--- Excerpted data ---
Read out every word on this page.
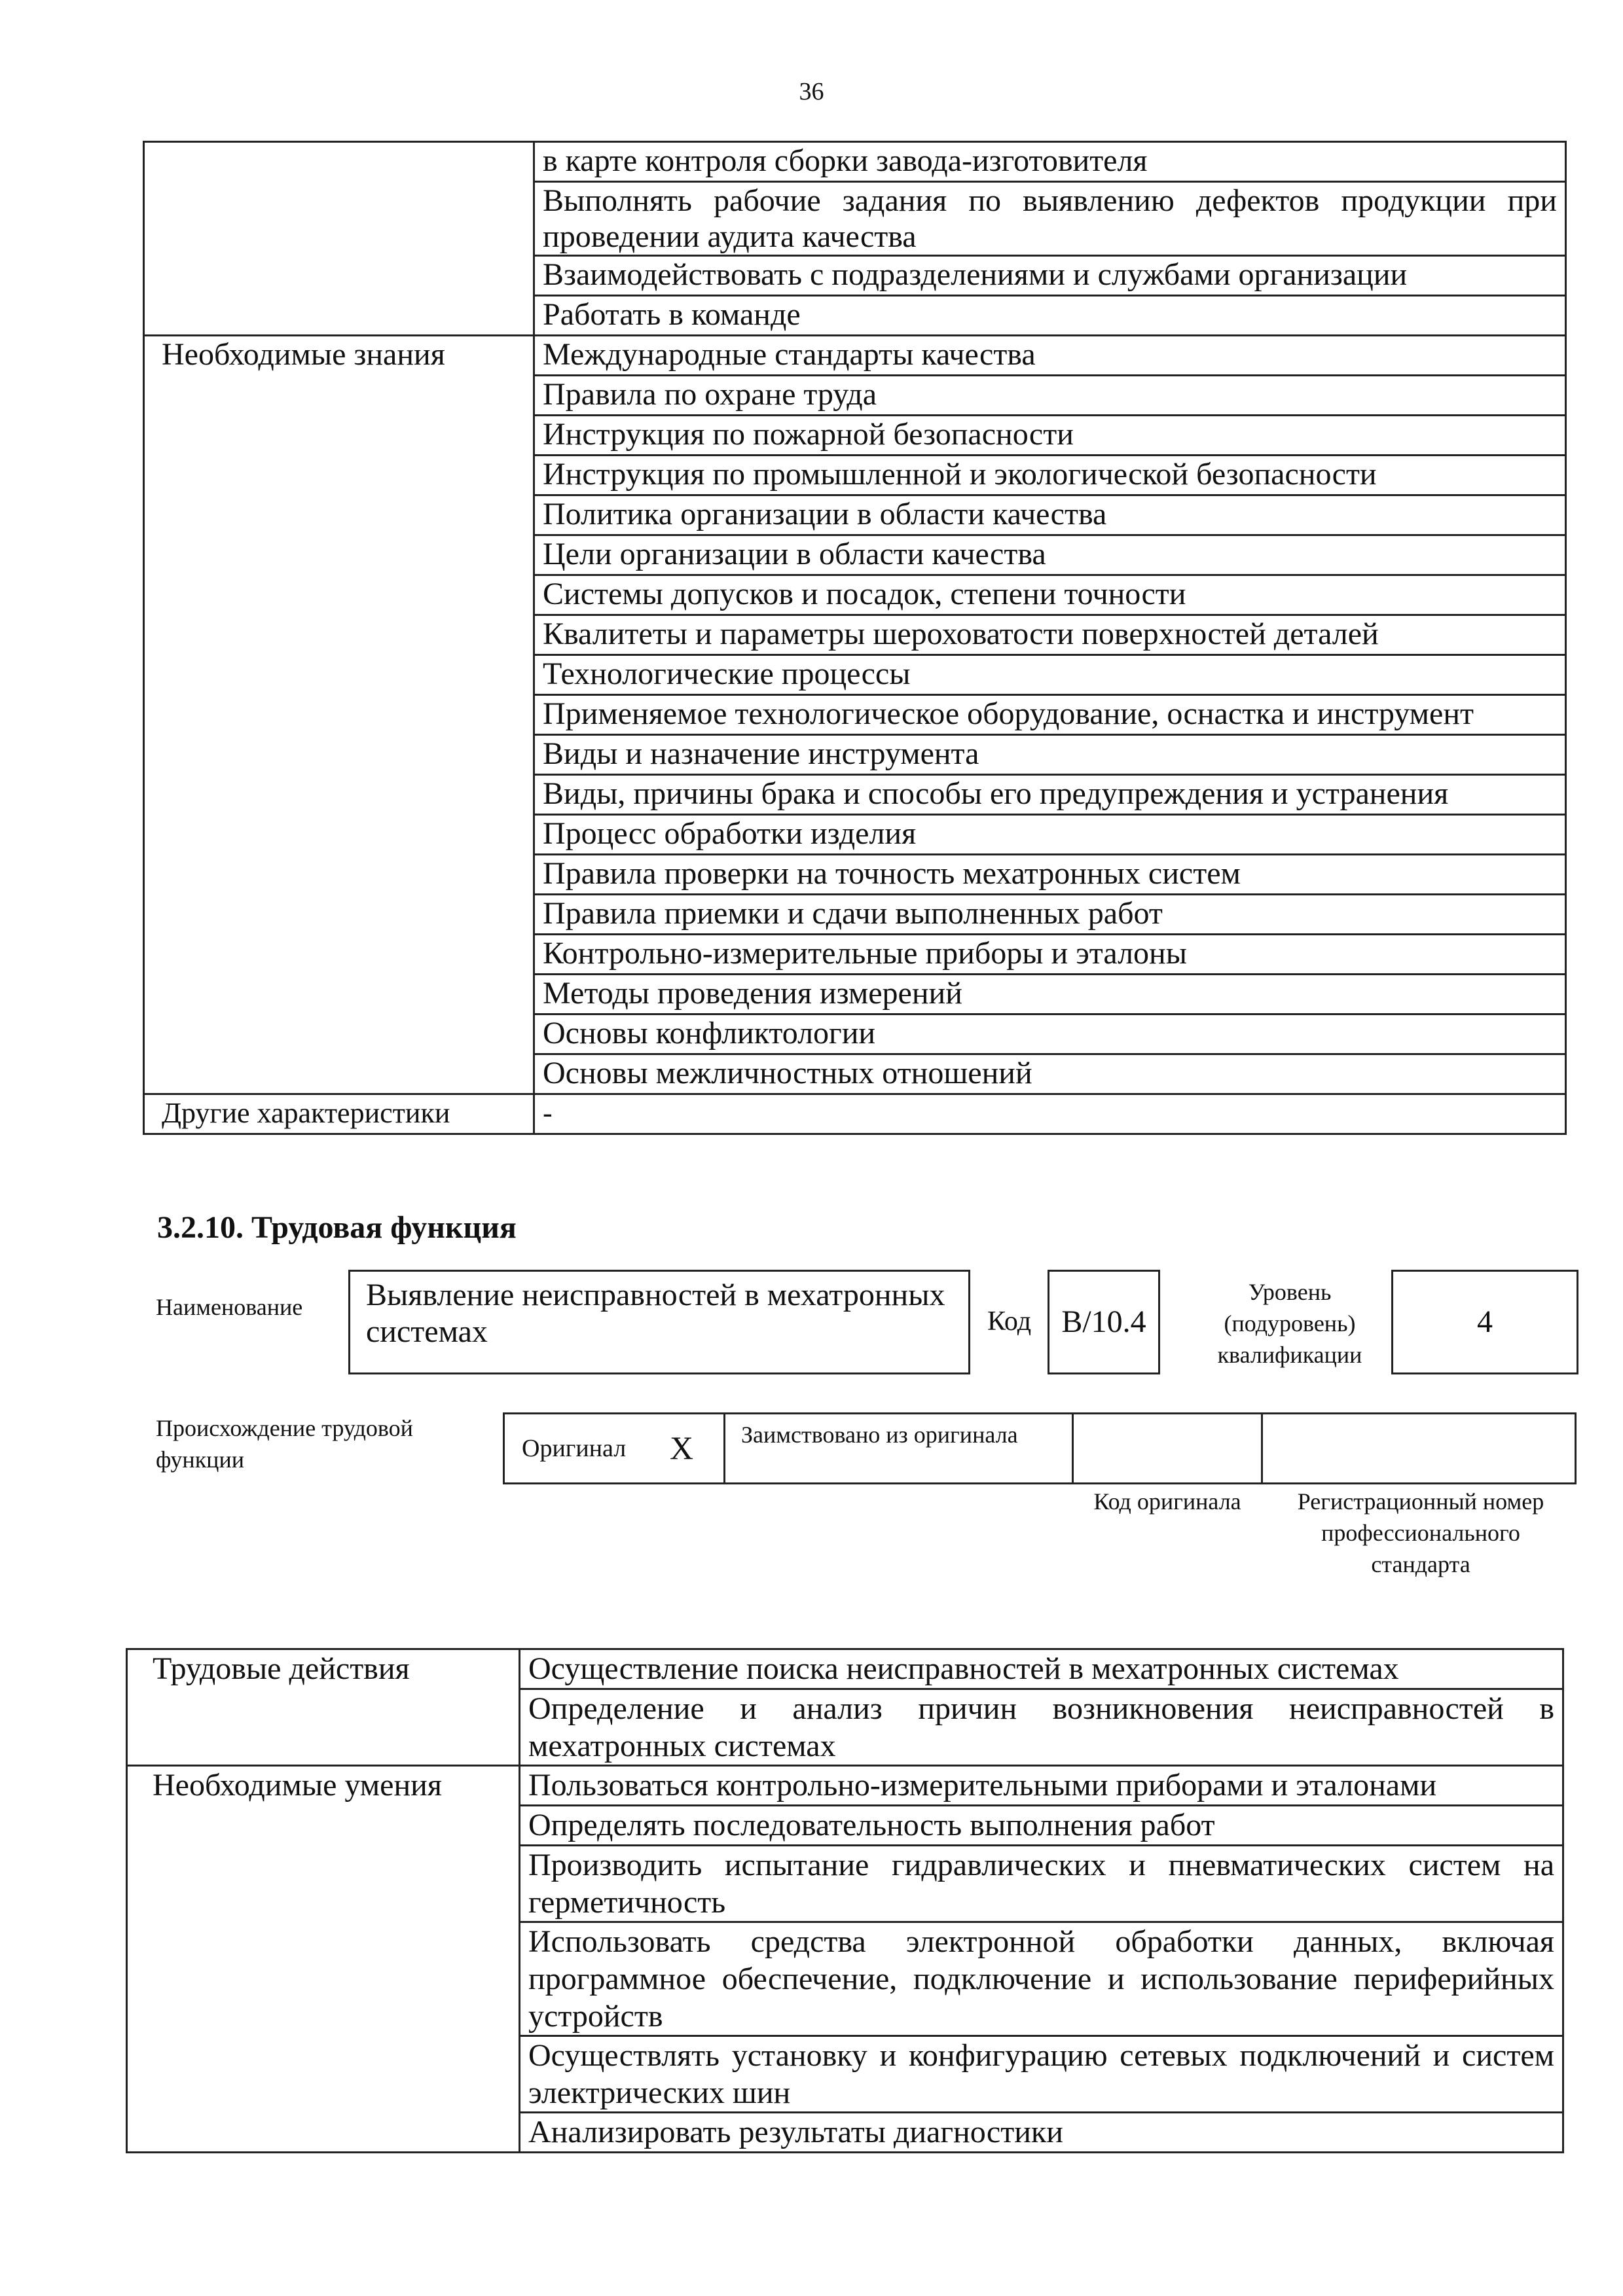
36
	в карте контроля сборки завода-изготовителя
	Выполнять рабочие задания по выявлению дефектов продукции при проведении аудита качества
	Взаимодействовать с подразделениями и службами организации
	Работать в команде
Необходимые знания	Международные стандарты качества
	Правила по охране труда
	Инструкция по пожарной безопасности
	Инструкция по промышленной и экологической безопасности
	Политика организации в области качества
	Цели организации в области качества
	Системы допусков и посадок, степени точности
	Квалитеты и параметры шероховатости поверхностей деталей
	Технологические процессы
	Применяемое технологическое оборудование, оснастка и инструмент
	Виды и назначение инструмента
	Виды, причины брака и способы его предупреждения и устранения
	Процесс обработки изделия
	Правила проверки на точность мехатронных систем
	Правила приемки и сдачи выполненных работ
	Контрольно-измерительные приборы и эталоны
	Методы проведения измерений
	Основы конфликтологии
	Основы межличностных отношений
Другие характеристики	-
3.2.10. Трудовая функция
Наименование	Выявление неисправностей в мехатронных системах	Код B/10.4
Уровень (подуровень) квалификации
4
Происхождение трудовой функции	Оригинал X	Заимствовано из оригинала
Код оригинала	Регистрационный номер профессионального стандарта
Трудовые действия	Осуществление поиска неисправностей в мехатронных системах
	Определение и анализ причин возникновения неисправностей в мехатронных системах
Необходимые умения	Пользоваться контрольно-измерительными приборами и эталонами
	Определять последовательность выполнения работ
	Производить испытание гидравлических и пневматических систем на герметичность
	Использовать средства электронной обработки данных, включая программное обеспечение, подключение и использование периферийных устройств
	Осуществлять установку и конфигурацию сетевых подключений и систем электрических шин
	Анализировать результаты диагностики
---
Return every line above that contains the word "качества".

- Task output
	Выполнять рабочие задания по выявлению дефектов продукции при проведении аудита качества
Необходимые знания	Международные стандарты качества
	Политика организации в области качества
	Цели организации в области качества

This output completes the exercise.